### [WRITTEN PROBLEM]
Search the listing for "обратная" and copy every line where it appears.

Entries with figure data
* * * *

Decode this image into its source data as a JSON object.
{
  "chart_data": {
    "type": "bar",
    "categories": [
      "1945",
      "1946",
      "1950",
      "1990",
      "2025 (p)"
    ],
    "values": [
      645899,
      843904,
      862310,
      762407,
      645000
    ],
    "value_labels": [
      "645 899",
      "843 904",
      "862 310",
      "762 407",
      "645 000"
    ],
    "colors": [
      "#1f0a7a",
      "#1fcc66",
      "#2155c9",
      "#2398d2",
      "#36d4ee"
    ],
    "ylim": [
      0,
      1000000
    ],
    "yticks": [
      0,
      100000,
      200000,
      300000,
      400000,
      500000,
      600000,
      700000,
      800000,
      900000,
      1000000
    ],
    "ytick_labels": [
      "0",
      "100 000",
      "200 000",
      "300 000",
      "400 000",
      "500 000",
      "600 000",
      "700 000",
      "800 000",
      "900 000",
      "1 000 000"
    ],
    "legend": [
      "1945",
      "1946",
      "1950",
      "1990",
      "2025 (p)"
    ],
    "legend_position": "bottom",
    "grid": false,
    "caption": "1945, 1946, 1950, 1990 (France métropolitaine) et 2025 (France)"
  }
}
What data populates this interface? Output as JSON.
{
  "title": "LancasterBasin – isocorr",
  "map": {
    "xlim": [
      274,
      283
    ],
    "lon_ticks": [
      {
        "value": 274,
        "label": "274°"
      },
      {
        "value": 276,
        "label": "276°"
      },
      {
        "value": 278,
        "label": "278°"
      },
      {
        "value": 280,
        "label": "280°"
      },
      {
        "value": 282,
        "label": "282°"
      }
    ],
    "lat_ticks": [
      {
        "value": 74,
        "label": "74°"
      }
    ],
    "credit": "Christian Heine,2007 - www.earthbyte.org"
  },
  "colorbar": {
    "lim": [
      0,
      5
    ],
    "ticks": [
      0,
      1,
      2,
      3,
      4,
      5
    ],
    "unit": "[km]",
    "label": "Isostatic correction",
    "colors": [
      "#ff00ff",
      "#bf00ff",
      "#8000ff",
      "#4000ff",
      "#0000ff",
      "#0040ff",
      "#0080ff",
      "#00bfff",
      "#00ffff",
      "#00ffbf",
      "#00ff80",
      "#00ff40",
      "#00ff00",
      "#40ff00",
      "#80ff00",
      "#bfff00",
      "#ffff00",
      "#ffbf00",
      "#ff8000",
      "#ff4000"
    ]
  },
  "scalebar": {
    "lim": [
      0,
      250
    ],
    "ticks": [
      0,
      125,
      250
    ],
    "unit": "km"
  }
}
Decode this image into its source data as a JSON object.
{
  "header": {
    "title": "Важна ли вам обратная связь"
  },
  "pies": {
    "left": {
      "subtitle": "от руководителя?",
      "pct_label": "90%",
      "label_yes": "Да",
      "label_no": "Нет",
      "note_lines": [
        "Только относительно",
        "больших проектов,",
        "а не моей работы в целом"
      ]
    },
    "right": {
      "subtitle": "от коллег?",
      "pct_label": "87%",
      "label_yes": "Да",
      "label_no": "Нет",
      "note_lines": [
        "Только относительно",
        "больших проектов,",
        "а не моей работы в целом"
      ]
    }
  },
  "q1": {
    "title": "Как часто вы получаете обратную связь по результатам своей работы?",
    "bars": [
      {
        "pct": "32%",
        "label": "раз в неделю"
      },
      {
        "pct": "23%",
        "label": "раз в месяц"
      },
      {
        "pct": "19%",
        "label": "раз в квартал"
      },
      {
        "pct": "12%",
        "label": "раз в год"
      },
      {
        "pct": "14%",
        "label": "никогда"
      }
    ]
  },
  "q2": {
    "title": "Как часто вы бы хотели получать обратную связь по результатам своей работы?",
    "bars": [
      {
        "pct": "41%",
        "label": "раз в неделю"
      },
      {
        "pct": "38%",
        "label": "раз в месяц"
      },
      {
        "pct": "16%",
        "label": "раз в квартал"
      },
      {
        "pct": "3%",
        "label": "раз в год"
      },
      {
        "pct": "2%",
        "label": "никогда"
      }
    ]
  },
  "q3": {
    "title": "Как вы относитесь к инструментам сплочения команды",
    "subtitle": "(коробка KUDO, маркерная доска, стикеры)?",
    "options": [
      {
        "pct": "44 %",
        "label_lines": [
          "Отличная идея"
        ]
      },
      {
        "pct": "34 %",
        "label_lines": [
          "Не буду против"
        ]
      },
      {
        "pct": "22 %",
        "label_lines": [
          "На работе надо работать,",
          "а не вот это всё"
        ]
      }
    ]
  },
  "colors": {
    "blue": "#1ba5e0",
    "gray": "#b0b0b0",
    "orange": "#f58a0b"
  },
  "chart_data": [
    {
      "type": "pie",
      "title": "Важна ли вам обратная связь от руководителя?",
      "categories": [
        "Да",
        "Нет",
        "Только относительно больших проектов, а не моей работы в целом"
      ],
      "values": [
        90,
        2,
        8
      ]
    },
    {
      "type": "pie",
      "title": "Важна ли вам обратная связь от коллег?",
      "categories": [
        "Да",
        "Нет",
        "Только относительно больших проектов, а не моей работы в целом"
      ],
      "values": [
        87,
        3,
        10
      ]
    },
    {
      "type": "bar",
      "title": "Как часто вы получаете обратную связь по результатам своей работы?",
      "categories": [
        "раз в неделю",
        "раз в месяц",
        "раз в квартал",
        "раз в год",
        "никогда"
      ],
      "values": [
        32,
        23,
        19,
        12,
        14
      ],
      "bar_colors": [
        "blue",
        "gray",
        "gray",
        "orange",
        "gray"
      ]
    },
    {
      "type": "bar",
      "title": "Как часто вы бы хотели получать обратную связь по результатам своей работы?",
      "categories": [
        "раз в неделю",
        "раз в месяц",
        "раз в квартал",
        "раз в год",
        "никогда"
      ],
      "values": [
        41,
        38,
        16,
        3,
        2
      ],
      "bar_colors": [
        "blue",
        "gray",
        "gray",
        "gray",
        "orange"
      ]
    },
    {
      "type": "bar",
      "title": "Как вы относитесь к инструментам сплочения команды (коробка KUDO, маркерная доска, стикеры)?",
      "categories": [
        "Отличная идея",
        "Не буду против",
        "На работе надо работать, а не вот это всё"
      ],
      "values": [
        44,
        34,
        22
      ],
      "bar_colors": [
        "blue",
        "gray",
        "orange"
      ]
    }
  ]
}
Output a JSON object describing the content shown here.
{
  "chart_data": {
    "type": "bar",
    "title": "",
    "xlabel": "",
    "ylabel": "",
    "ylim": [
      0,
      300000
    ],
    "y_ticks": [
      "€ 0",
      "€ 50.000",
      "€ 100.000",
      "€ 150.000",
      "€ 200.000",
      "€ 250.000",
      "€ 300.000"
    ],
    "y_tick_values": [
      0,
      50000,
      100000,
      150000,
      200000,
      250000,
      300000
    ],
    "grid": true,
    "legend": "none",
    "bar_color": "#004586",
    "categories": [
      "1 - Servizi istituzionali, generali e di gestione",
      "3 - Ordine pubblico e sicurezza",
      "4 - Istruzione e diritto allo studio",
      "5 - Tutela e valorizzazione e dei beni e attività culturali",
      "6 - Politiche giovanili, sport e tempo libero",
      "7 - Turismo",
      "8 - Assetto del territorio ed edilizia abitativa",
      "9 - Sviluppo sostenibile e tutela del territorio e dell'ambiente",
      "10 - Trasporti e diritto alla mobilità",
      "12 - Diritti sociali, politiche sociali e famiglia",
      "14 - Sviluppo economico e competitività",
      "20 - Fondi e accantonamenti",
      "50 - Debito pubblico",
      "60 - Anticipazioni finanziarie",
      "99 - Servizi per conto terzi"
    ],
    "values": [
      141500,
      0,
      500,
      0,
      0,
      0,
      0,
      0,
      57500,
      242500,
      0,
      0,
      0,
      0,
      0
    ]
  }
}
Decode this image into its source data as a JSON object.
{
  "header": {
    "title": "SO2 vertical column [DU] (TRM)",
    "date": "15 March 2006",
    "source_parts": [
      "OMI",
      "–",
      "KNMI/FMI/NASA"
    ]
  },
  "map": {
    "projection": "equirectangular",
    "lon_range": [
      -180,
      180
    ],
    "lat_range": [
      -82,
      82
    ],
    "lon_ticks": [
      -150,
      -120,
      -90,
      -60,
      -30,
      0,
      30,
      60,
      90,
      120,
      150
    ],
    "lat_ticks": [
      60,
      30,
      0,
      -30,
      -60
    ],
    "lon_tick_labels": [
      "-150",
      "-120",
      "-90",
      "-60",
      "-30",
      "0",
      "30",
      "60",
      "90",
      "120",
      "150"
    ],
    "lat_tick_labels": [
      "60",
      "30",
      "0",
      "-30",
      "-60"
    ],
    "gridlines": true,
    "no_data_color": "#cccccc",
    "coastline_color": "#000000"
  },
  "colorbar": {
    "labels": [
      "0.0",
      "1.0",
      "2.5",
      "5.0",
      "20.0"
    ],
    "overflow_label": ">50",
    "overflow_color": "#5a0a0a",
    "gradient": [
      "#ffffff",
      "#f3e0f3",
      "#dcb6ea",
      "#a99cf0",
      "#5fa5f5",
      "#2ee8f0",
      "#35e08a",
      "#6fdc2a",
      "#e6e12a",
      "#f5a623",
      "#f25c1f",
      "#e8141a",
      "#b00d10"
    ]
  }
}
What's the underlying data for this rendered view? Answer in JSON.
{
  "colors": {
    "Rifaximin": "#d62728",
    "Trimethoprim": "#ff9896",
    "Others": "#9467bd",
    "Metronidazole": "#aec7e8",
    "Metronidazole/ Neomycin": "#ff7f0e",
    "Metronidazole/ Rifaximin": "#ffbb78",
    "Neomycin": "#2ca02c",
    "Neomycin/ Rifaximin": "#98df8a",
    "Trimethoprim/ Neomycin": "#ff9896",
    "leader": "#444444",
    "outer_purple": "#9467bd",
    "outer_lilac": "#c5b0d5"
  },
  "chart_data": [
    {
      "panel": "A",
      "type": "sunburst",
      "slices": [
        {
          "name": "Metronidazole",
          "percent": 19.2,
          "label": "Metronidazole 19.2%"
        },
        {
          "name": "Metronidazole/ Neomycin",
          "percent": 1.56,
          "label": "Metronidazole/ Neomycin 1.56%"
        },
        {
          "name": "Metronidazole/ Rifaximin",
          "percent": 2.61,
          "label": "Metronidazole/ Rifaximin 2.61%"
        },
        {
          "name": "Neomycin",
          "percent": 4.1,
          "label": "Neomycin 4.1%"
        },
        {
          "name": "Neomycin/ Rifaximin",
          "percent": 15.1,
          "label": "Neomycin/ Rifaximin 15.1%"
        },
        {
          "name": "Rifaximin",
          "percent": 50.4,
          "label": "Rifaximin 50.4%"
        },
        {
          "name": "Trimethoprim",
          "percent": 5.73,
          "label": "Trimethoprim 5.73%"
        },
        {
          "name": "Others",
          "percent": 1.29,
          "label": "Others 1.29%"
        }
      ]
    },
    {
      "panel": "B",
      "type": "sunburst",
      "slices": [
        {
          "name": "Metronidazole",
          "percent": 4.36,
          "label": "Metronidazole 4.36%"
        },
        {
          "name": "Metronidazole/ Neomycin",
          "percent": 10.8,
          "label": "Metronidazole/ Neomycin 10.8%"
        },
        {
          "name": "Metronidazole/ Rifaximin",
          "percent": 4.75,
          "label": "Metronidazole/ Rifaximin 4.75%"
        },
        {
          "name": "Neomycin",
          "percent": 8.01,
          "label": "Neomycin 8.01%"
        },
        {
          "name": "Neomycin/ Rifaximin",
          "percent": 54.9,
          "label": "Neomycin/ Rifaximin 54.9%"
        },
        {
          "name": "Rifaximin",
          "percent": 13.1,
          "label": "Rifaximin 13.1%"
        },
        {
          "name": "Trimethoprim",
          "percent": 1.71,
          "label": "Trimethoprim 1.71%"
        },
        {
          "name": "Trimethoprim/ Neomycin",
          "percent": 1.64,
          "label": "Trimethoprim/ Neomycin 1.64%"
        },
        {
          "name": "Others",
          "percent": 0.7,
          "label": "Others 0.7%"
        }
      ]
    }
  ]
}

* * * *

### [ANSWER TO THIS TASK]
    "title": "Важна ли вам обратная связь"
      "title": "Важна ли вам обратная связь от руководителя?",
      "title": "Важна ли вам обратная связь от коллег?",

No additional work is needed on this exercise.